**THE EXERCISE**
Print the listing as it stands, omitting all images.

* START *

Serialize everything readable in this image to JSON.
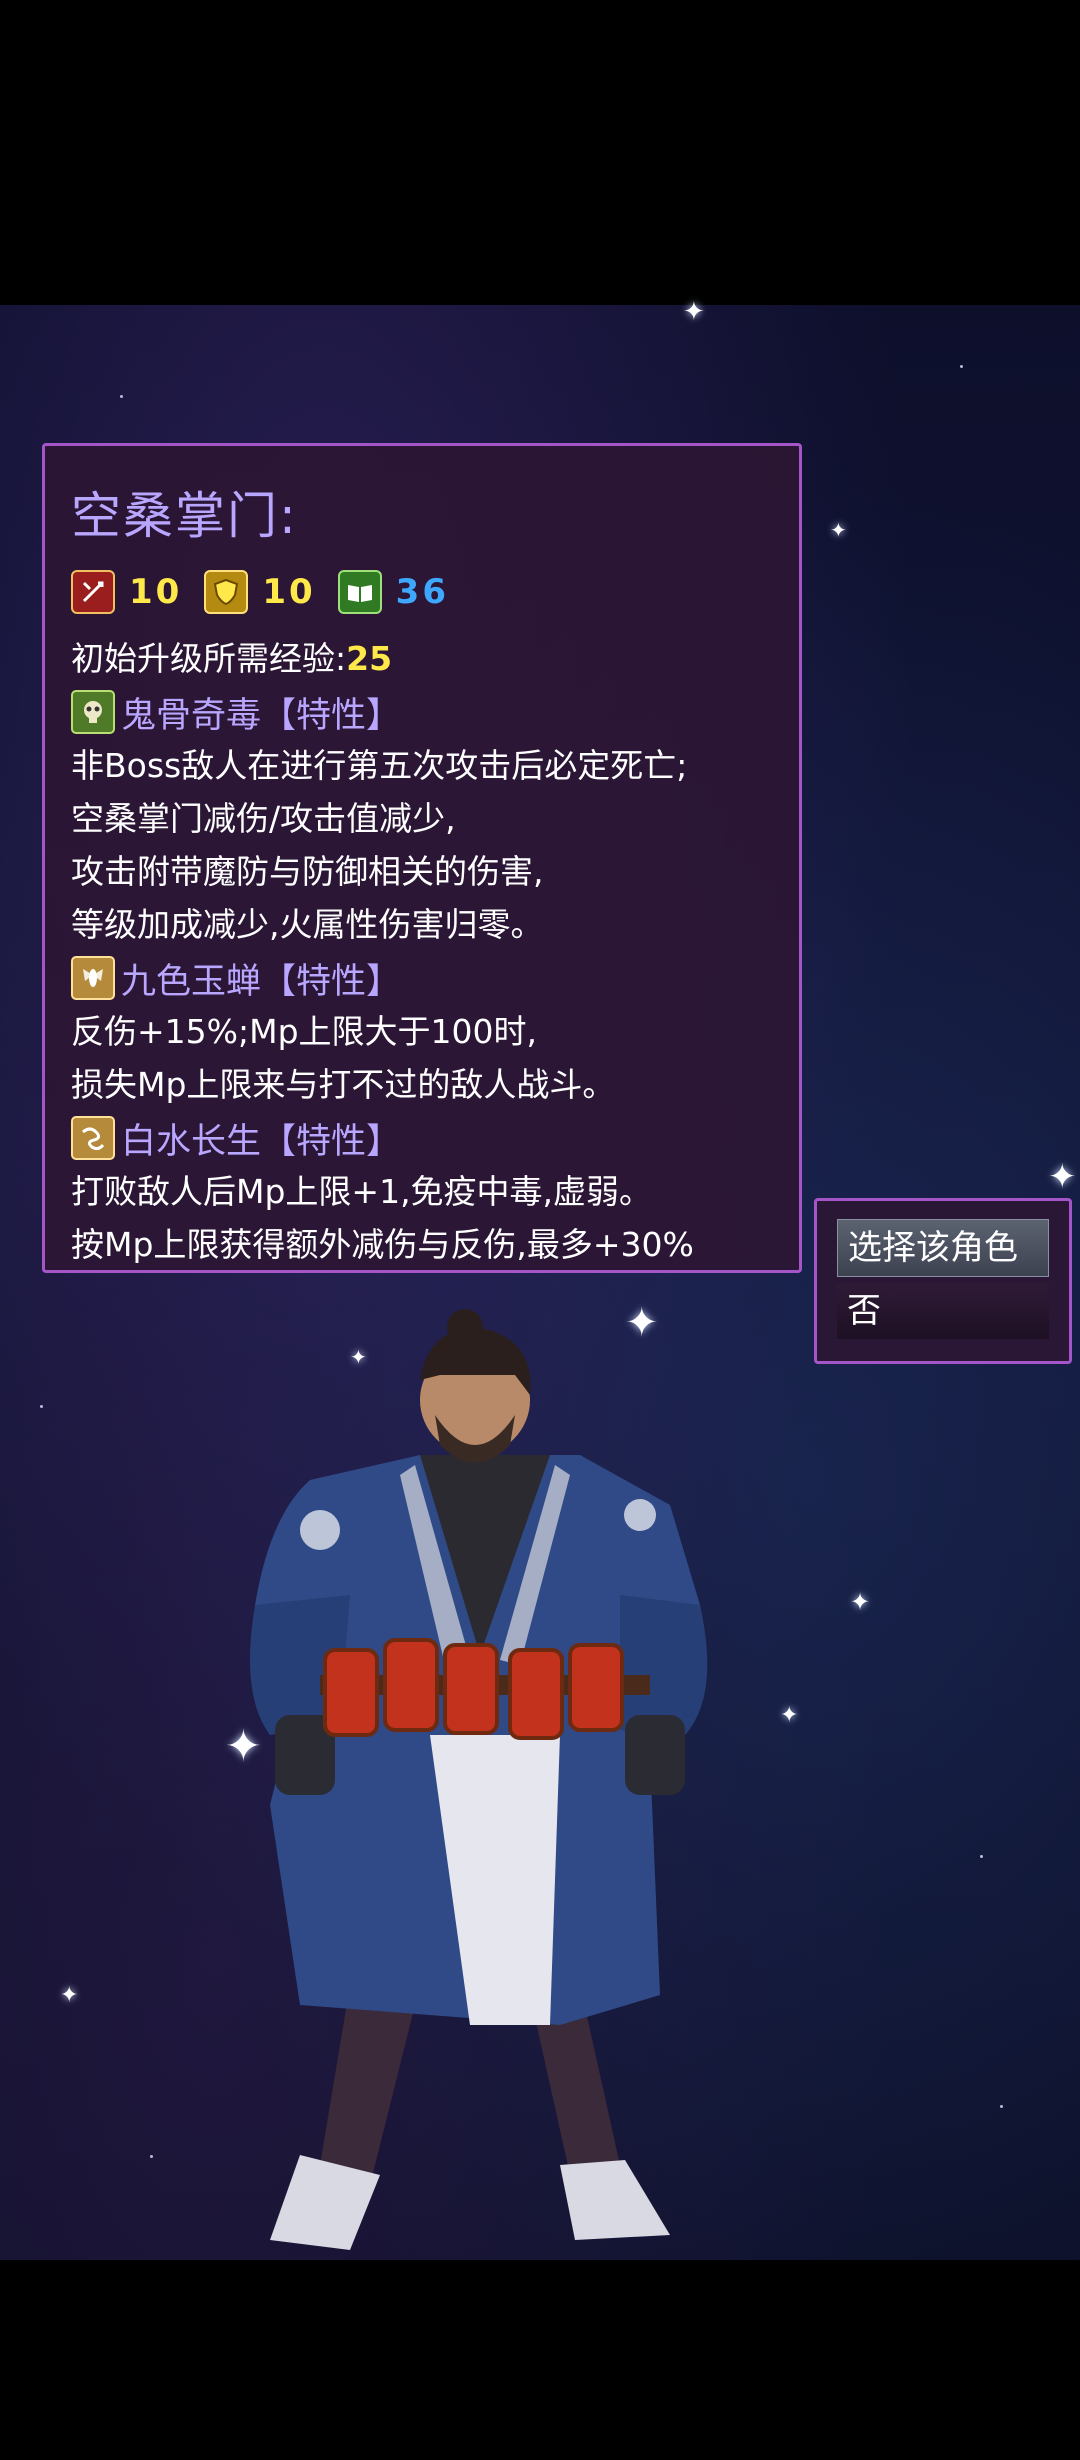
{
  "character": {
    "name": "空桑掌门:",
    "stats": [
      {
        "icon": "attack-icon",
        "value": "10",
        "color": "#ffe94a"
      },
      {
        "icon": "defense-icon",
        "value": "10",
        "color": "#ffe94a"
      },
      {
        "icon": "book-icon",
        "value": "36",
        "color": "#3ea8ff"
      }
    ],
    "exp_label": "初始升级所需经验:",
    "exp_value": "25",
    "traits": [
      {
        "icon": "poison-skull-icon",
        "name": "鬼骨奇毒【特性】",
        "lines": [
          "非Boss敌人在进行第五次攻击后必定死亡;",
          "空桑掌门减伤/攻击值减少,",
          "攻击附带魔防与防御相关的伤害,",
          "等级加成减少,火属性伤害归零。"
        ]
      },
      {
        "icon": "cicada-icon",
        "name": "九色玉蝉【特性】",
        "lines": [
          "反伤+15%;Mp上限大于100时,",
          "损失Mp上限来与打不过的敌人战斗。"
        ]
      },
      {
        "icon": "water-icon",
        "name": "白水长生【特性】",
        "lines": [
          "打败敌人后Mp上限+1,免疫中毒,虚弱。",
          "按Mp上限获得额外减伤与反伤,最多+30%"
        ]
      }
    ]
  },
  "choices": {
    "select_label": "选择该角色",
    "no_label": "否"
  }
}
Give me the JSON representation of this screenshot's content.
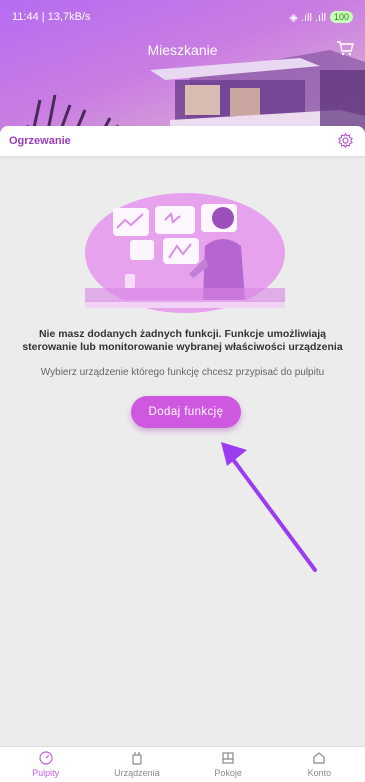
{
  "status": {
    "time_speed": "11:44 | 13,7kB/s",
    "signal": "◈ .ıll .ıll",
    "battery": "100"
  },
  "header": {
    "title": "Mieszkanie"
  },
  "section": {
    "title": "Ogrzewanie"
  },
  "empty_state": {
    "message": "Nie masz dodanych żadnych funkcji. Funkcje umożliwiają sterowanie lub monitorowanie wybranej właściwości urządzenia",
    "hint": "Wybierz urządzenie którego funkcję chcesz przypisać do pulpitu",
    "button_label": "Dodaj funkcję"
  },
  "nav": {
    "items": [
      {
        "label": "Pulpity",
        "icon": "dashboard-icon",
        "active": true
      },
      {
        "label": "Urządzenia",
        "icon": "device-icon",
        "active": false
      },
      {
        "label": "Pokoje",
        "icon": "rooms-icon",
        "active": false
      },
      {
        "label": "Konto",
        "icon": "account-icon",
        "active": false
      }
    ]
  },
  "colors": {
    "accent": "#c260e0",
    "button": "#cf58e0",
    "arrow": "#9b3cf0"
  }
}
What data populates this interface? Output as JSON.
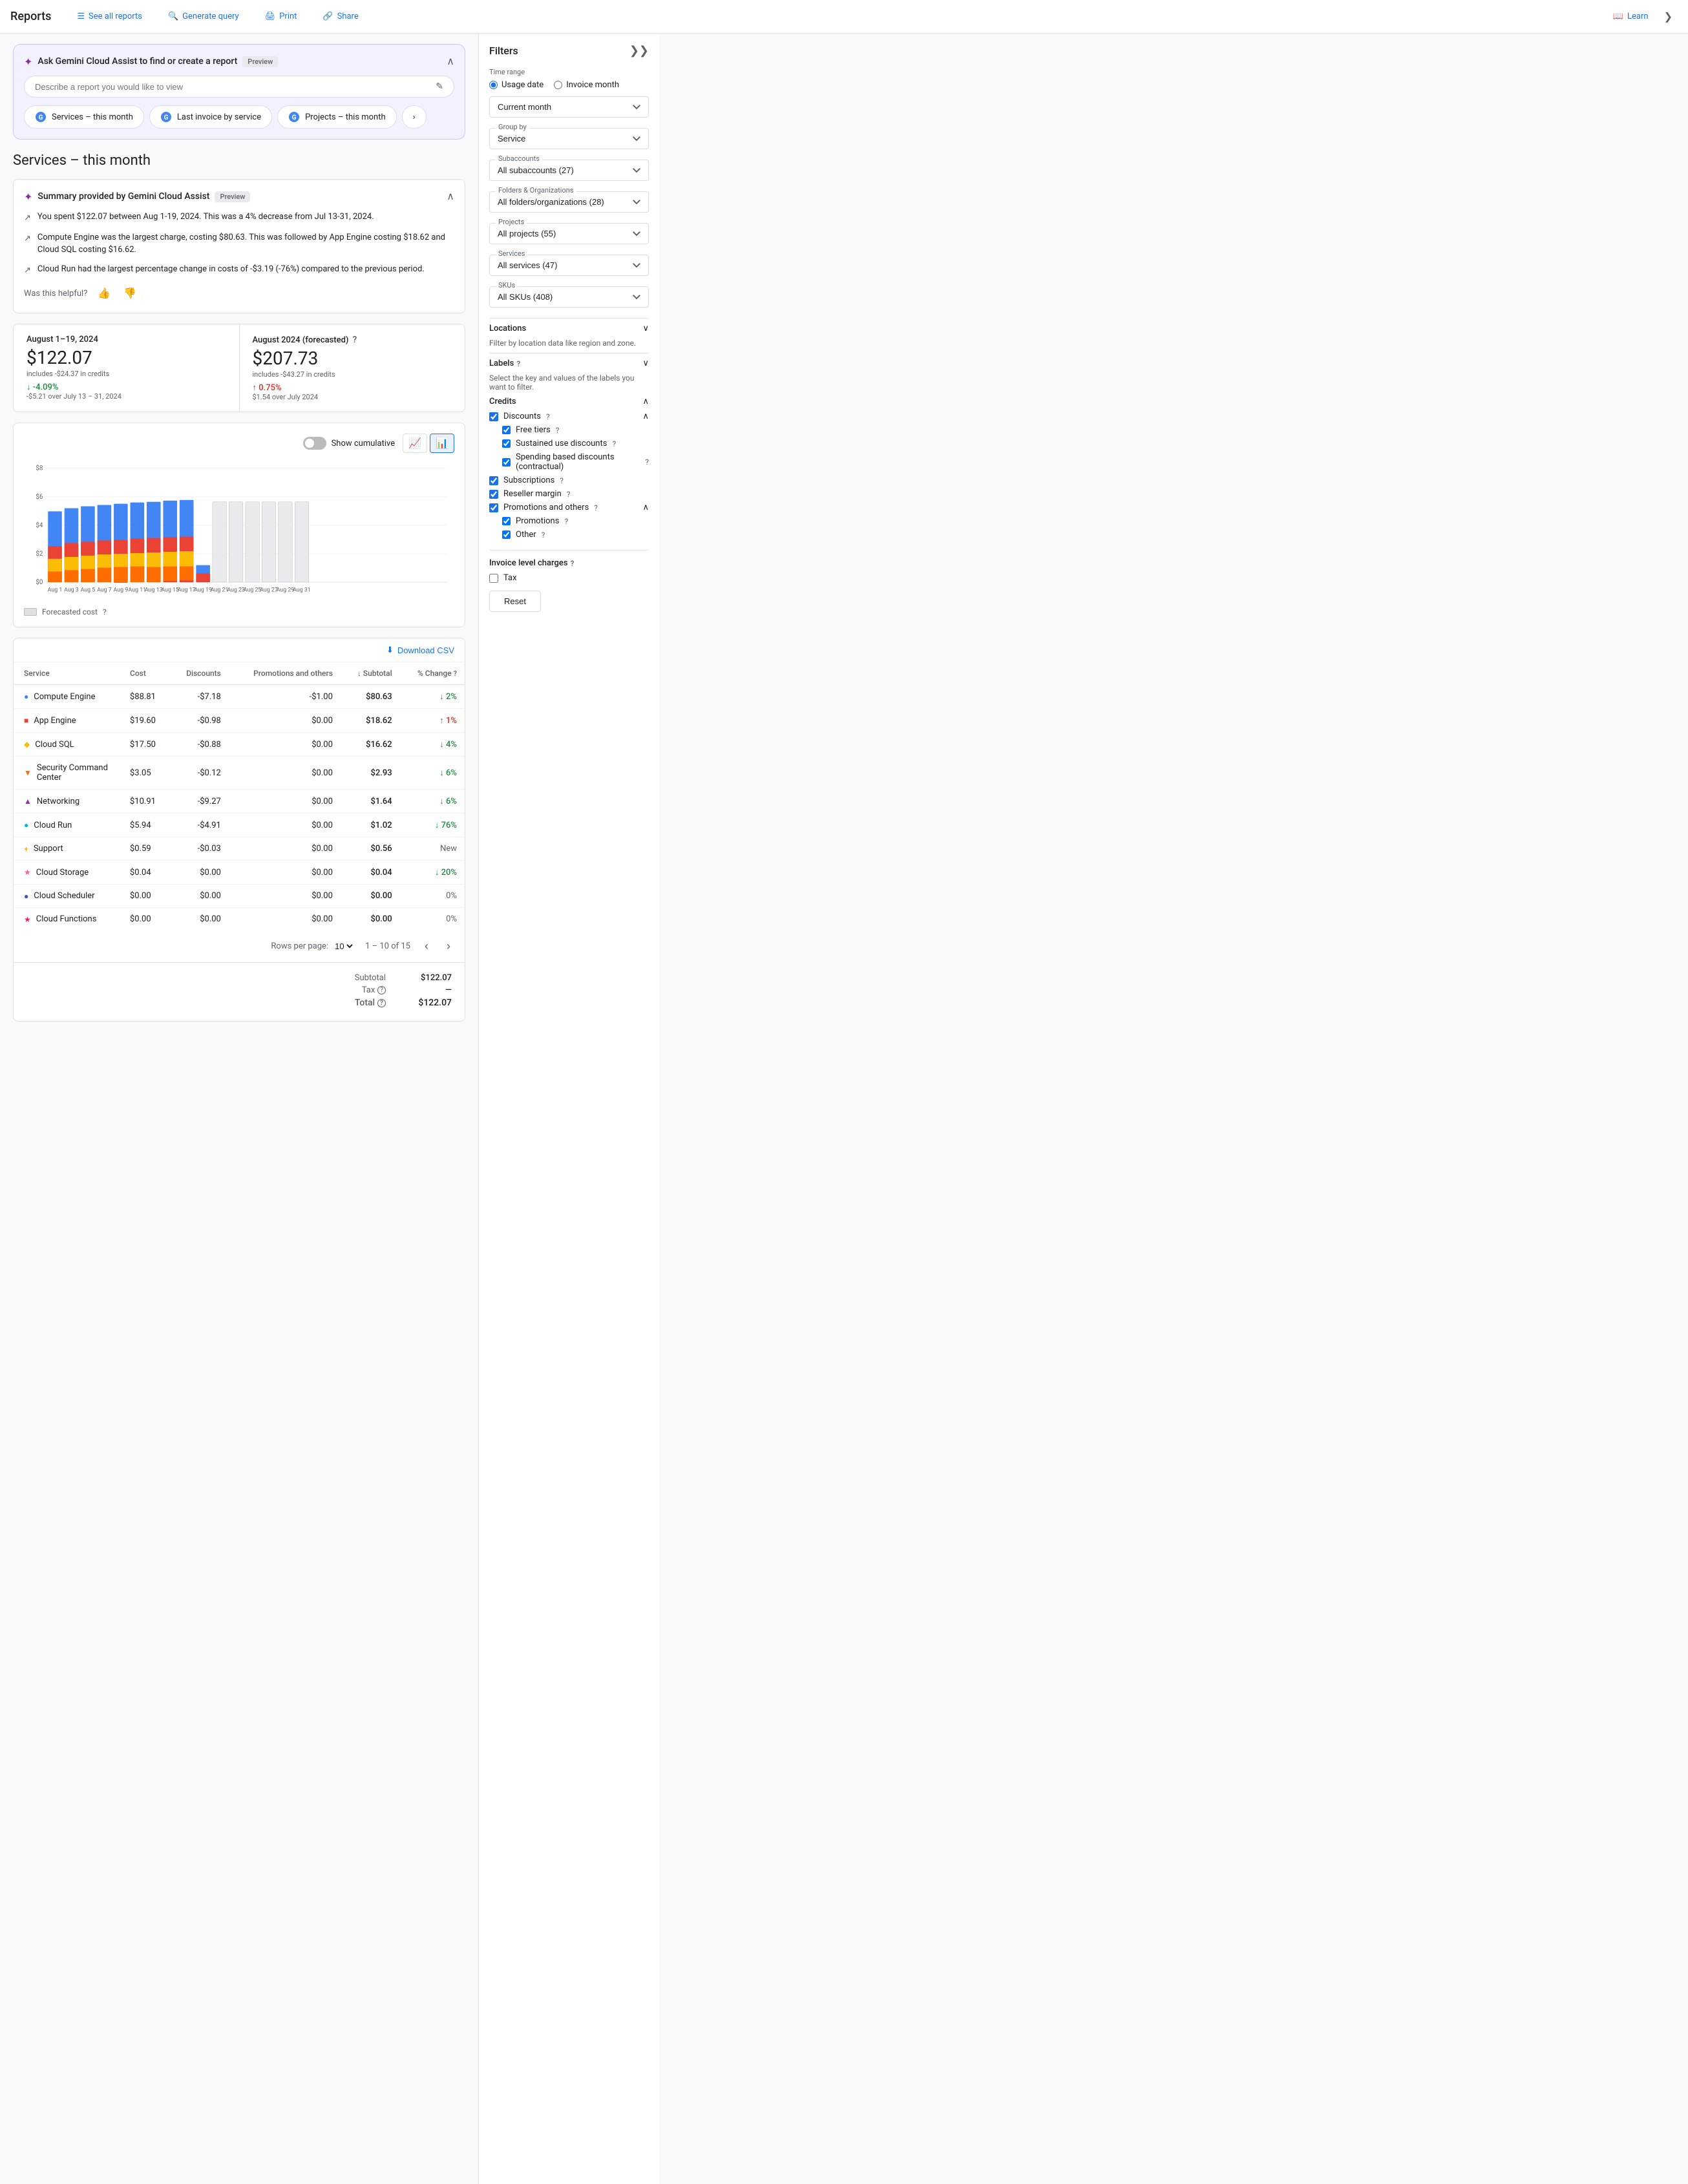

* END *

**SOLUTION**
Serialize everything readable in this image to JSON.
{
  "character": {
    "name": "空桑掌门:",
    "stats": [
      {
        "icon": "attack-icon",
        "value": "10",
        "color": "#ffe94a"
      },
      {
        "icon": "defense-icon",
        "value": "10",
        "color": "#ffe94a"
      },
      {
        "icon": "book-icon",
        "value": "36",
        "color": "#3ea8ff"
      }
    ],
    "exp_label": "初始升级所需经验:",
    "exp_value": "25",
    "traits": [
      {
        "icon": "poison-skull-icon",
        "name": "鬼骨奇毒【特性】",
        "lines": [
          "非Boss敌人在进行第五次攻击后必定死亡;",
          "空桑掌门减伤/攻击值减少,",
          "攻击附带魔防与防御相关的伤害,",
          "等级加成减少,火属性伤害归零。"
        ]
      },
      {
        "icon": "cicada-icon",
        "name": "九色玉蝉【特性】",
        "lines": [
          "反伤+15%;Mp上限大于100时,",
          "损失Mp上限来与打不过的敌人战斗。"
        ]
      },
      {
        "icon": "water-icon",
        "name": "白水长生【特性】",
        "lines": [
          "打败敌人后Mp上限+1,免疫中毒,虚弱。",
          "按Mp上限获得额外减伤与反伤,最多+30%"
        ]
      }
    ]
  },
  "choices": {
    "select_label": "选择该角色",
    "no_label": "否"
  }
}
Give me the JSON representation of this screenshot's content.
{
  "status": {
    "time_speed": "11:44 | 13,7kB/s",
    "signal": "◈ .ıll .ıll",
    "battery": "100"
  },
  "header": {
    "title": "Mieszkanie"
  },
  "section": {
    "title": "Ogrzewanie"
  },
  "empty_state": {
    "message": "Nie masz dodanych żadnych funkcji. Funkcje umożliwiają sterowanie lub monitorowanie wybranej właściwości urządzenia",
    "hint": "Wybierz urządzenie którego funkcję chcesz przypisać do pulpitu",
    "button_label": "Dodaj funkcję"
  },
  "nav": {
    "items": [
      {
        "label": "Pulpity",
        "icon": "dashboard-icon",
        "active": true
      },
      {
        "label": "Urządzenia",
        "icon": "device-icon",
        "active": false
      },
      {
        "label": "Pokoje",
        "icon": "rooms-icon",
        "active": false
      },
      {
        "label": "Konto",
        "icon": "account-icon",
        "active": false
      }
    ]
  },
  "colors": {
    "accent": "#c260e0",
    "button": "#cf58e0",
    "arrow": "#9b3cf0"
  }
}
What data populates this interface? Output as JSON.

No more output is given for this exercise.